* _Records excerpted from a collection_
★ ★ ★ ★

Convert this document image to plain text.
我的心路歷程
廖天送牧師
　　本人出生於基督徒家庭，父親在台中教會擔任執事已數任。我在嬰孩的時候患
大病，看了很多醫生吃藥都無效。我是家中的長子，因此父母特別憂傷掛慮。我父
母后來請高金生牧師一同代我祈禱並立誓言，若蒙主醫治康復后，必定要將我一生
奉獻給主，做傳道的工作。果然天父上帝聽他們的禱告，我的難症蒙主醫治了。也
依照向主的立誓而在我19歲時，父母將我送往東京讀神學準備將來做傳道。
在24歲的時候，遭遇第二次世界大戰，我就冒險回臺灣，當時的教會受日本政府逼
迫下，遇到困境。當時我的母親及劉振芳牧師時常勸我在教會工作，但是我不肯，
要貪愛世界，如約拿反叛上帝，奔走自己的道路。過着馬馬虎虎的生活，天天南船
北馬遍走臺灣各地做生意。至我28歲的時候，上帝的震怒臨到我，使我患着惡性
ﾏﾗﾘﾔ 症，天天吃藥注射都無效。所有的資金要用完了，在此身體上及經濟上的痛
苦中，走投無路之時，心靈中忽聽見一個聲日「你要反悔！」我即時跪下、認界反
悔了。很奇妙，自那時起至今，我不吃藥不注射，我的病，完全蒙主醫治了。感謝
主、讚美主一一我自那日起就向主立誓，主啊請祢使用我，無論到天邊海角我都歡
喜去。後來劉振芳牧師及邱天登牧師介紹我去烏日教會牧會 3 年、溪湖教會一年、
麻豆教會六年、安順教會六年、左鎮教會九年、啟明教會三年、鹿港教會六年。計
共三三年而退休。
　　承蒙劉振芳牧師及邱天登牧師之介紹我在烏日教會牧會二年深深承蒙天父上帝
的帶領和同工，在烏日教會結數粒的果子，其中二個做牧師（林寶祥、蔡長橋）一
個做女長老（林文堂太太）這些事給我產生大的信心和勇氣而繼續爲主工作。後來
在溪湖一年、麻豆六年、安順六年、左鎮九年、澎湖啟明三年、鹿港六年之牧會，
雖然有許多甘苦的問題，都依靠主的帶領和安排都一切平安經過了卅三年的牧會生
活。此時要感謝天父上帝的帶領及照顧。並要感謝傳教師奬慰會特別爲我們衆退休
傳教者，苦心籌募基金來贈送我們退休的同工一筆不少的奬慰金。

★ ★ ★ ★

* _Exercise description_
Reproduce each record exactly, leaving nothing out.

* _Result of the exercise_
Convert this document image to plain text.
我的心路歷程
廖天送牧師
　　本人出生於基督徒家庭，父親在台中教會擔任執事已數任。我在嬰孩的時候患
大病，看了很多醫生吃藥都無效。我是家中的長子，因此父母特別憂傷掛慮。我父
母后來請高金生牧師一同代我祈禱並立誓言，若蒙主醫治康復后，必定要將我一生
奉獻給主，做傳道的工作。果然天父上帝聽他們的禱告，我的難症蒙主醫治了。也
依照向主的立誓而在我19歲時，父母將我送往東京讀神學準備將來做傳道。
在24歲的時候，遭遇第二次世界大戰，我就冒險回臺灣，當時的教會受日本政府逼
迫下，遇到困境。當時我的母親及劉振芳牧師時常勸我在教會工作，但是我不肯，
要貪愛世界，如約拿反叛上帝，奔走自己的道路。過着馬馬虎虎的生活，天天南船
北馬遍走臺灣各地做生意。至我28歲的時候，上帝的震怒臨到我，使我患着惡性
ﾏﾗﾘﾔ 症，天天吃藥注射都無效。所有的資金要用完了，在此身體上及經濟上的痛
苦中，走投無路之時，心靈中忽聽見一個聲日「你要反悔！」我即時跪下、認界反
悔了。很奇妙，自那時起至今，我不吃藥不注射，我的病，完全蒙主醫治了。感謝
主、讚美主一一我自那日起就向主立誓，主啊請祢使用我，無論到天邊海角我都歡
喜去。後來劉振芳牧師及邱天登牧師介紹我去烏日教會牧會 3 年、溪湖教會一年、
麻豆教會六年、安順教會六年、左鎮教會九年、啟明教會三年、鹿港教會六年。計
共三三年而退休。
　　承蒙劉振芳牧師及邱天登牧師之介紹我在烏日教會牧會二年深深承蒙天父上帝
的帶領和同工，在烏日教會結數粒的果子，其中二個做牧師（林寶祥、蔡長橋）一
個做女長老（林文堂太太）這些事給我產生大的信心和勇氣而繼續爲主工作。後來
在溪湖一年、麻豆六年、安順六年、左鎮九年、澎湖啟明三年、鹿港六年之牧會，
雖然有許多甘苦的問題，都依靠主的帶領和安排都一切平安經過了卅三年的牧會生
活。此時要感謝天父上帝的帶領及照顧。並要感謝傳教師奬慰會特別爲我們衆退休
傳教者，苦心籌募基金來贈送我們退休的同工一筆不少的奬慰金。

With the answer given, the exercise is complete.